↓

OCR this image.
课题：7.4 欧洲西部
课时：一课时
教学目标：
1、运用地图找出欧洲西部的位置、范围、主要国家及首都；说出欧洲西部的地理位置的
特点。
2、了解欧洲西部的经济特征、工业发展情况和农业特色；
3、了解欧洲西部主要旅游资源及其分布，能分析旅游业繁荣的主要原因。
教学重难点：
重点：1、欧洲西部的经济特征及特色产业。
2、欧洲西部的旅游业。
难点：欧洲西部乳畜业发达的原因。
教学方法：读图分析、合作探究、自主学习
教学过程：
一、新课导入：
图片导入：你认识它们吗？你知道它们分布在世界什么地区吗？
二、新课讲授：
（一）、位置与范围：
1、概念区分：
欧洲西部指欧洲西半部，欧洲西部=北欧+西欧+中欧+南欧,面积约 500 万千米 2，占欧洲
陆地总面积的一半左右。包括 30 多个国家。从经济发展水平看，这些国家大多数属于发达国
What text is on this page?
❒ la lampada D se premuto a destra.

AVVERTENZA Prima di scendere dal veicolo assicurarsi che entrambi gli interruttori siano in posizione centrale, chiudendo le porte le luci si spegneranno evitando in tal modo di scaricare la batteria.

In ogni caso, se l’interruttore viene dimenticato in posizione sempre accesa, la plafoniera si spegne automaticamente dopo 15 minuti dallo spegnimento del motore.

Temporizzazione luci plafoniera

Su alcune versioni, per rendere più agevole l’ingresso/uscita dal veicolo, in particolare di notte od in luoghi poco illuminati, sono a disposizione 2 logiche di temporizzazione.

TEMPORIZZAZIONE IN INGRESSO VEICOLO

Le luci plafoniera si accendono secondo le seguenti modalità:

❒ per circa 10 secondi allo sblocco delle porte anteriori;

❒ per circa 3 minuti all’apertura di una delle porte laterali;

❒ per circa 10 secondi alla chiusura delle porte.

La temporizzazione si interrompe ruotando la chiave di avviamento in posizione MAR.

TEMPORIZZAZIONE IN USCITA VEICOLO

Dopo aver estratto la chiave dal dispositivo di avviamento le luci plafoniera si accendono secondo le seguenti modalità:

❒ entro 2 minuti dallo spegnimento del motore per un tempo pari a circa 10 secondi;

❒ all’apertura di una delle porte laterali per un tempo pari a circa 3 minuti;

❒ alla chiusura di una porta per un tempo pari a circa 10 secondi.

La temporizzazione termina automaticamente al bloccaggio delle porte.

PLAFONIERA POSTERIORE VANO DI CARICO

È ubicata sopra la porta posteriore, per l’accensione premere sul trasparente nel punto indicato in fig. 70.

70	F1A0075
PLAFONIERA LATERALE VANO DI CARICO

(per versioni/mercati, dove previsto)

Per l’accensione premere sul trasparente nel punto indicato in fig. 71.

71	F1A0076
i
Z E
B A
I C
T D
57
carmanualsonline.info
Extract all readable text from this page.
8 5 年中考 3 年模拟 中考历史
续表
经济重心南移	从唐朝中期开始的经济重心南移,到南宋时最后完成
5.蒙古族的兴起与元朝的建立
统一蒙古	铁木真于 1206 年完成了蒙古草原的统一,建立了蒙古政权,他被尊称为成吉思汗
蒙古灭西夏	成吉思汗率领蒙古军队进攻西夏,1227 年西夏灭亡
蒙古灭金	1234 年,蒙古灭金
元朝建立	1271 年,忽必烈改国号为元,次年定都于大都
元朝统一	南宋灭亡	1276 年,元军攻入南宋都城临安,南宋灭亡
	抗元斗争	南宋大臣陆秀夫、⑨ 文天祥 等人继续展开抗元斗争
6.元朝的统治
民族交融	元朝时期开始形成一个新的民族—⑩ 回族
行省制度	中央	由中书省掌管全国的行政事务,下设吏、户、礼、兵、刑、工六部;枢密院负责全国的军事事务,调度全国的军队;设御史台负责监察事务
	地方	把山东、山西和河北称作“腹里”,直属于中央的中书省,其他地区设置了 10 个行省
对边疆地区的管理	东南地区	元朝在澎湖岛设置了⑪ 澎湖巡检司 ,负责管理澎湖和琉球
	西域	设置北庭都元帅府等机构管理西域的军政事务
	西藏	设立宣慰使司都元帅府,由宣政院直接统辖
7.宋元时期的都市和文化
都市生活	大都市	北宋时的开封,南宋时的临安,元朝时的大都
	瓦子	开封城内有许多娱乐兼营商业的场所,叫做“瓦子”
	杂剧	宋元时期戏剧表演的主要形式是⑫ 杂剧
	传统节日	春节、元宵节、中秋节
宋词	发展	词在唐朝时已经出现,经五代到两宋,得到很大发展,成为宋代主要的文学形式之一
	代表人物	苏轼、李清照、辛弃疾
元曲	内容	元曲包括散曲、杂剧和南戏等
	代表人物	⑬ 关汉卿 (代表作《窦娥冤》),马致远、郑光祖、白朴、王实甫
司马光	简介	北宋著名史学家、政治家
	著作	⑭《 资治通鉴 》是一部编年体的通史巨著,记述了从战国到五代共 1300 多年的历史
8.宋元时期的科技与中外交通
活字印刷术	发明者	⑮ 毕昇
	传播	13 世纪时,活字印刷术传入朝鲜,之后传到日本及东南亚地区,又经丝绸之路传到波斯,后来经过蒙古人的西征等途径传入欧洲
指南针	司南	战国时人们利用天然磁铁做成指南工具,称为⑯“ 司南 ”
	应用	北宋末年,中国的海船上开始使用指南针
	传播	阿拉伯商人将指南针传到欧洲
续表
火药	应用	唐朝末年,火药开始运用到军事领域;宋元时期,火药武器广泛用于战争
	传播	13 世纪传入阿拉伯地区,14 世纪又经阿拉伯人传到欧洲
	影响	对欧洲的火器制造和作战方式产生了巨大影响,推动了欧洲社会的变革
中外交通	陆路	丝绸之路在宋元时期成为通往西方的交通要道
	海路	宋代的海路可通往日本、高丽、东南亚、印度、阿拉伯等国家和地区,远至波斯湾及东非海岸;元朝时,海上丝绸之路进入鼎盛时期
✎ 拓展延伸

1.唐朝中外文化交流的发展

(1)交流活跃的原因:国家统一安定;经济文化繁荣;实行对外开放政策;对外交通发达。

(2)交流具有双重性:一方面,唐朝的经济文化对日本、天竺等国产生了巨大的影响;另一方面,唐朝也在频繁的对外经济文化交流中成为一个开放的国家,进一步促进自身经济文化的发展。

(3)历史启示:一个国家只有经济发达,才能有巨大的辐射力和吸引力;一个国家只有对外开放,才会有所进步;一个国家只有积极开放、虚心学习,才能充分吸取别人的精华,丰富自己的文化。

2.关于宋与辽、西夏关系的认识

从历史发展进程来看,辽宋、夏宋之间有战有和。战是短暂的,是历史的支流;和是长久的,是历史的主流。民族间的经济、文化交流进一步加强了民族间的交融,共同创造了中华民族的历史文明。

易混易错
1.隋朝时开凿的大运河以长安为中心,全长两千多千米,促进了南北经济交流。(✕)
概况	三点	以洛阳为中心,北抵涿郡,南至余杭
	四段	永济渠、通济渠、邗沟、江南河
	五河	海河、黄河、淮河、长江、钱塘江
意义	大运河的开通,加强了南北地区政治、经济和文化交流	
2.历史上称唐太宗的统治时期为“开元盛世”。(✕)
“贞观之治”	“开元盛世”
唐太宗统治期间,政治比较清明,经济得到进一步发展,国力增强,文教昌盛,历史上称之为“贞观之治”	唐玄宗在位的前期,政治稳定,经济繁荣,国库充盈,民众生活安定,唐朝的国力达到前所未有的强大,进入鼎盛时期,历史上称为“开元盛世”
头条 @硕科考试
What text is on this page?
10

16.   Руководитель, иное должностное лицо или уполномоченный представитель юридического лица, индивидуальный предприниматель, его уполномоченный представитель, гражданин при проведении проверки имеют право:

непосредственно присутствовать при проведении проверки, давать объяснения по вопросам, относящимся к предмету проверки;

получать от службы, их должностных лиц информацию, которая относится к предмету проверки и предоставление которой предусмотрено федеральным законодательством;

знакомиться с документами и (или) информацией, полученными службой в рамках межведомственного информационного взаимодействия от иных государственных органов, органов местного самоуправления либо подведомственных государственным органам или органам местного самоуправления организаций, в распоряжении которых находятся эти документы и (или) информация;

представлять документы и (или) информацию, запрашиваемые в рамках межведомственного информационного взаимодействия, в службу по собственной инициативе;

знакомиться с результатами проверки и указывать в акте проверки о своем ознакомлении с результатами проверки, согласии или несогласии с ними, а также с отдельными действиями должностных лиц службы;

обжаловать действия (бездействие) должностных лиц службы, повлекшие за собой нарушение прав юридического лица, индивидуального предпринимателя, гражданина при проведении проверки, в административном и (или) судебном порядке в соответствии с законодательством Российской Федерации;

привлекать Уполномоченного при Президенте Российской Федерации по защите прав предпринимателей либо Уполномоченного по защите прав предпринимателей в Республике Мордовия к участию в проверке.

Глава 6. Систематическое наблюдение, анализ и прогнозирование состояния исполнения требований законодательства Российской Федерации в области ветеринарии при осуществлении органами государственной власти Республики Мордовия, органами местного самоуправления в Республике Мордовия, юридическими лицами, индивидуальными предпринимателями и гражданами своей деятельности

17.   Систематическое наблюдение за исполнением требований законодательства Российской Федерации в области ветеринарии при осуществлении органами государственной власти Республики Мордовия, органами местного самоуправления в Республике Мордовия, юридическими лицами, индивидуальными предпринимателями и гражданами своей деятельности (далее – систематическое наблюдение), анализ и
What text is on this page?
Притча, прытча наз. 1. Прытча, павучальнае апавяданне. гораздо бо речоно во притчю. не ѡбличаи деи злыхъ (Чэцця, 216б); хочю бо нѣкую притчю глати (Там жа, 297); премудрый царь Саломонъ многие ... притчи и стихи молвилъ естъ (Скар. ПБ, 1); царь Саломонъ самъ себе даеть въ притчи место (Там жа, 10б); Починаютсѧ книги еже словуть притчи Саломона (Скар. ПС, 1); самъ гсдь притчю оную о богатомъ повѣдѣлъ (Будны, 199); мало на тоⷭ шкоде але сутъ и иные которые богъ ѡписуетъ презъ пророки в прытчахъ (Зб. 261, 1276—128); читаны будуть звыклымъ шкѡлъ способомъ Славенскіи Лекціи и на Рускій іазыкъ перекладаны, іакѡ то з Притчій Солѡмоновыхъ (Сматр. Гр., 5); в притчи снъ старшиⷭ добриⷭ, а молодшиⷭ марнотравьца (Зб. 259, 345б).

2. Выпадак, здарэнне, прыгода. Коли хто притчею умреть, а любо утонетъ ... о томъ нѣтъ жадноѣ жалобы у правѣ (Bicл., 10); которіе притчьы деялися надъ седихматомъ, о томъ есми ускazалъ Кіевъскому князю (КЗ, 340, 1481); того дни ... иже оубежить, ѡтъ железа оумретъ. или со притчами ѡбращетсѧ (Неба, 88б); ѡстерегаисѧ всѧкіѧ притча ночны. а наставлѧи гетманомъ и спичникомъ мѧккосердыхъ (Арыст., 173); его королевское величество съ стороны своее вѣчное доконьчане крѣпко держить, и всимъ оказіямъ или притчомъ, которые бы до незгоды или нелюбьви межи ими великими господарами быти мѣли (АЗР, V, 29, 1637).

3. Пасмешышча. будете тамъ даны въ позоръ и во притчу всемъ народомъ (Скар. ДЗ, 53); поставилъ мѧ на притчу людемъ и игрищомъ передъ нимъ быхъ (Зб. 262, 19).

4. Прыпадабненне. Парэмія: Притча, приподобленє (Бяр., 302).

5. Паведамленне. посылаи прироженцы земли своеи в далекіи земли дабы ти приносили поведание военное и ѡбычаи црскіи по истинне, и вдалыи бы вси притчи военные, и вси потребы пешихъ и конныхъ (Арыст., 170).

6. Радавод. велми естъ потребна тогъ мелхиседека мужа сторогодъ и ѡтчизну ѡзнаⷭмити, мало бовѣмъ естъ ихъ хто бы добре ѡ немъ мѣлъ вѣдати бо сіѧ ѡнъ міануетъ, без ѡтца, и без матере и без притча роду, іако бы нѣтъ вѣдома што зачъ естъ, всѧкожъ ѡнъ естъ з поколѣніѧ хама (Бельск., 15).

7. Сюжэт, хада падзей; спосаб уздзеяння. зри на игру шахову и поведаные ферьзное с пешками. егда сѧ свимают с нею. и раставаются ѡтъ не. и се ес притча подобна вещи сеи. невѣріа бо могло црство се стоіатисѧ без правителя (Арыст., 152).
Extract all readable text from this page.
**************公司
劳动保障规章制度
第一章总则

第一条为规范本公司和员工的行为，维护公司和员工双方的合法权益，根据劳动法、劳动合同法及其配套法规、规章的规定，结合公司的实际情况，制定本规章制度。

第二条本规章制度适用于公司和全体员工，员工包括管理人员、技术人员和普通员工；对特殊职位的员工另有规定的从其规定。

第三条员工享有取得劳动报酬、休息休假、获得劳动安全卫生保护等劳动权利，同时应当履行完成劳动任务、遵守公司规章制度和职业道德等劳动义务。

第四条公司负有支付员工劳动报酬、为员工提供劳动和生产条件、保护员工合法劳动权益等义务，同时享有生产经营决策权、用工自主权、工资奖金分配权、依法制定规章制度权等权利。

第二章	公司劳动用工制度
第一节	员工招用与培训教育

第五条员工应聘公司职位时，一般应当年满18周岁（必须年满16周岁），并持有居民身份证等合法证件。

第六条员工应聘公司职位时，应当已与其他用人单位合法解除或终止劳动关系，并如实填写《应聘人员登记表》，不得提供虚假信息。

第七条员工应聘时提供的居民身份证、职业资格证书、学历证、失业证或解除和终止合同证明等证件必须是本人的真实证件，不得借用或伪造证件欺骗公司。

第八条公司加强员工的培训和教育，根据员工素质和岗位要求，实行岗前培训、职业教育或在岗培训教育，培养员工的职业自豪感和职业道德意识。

↑

What you will do:
Pull out all lines containing "minuti".

Reply to the exercise:
In ogni caso, se l’interruttore viene dimenticato in posizione sempre accesa, la plafoniera si spegne automaticamente dopo 15 minuti dallo spegnimento del motore.
❒ per circa 3 minuti all’apertura di una delle porte laterali;
❒ entro 2 minuti dallo spegnimento del motore per un tempo pari a circa 10 secondi;
❒ all’apertura di una delle porte laterali per un tempo pari a circa 3 minuti;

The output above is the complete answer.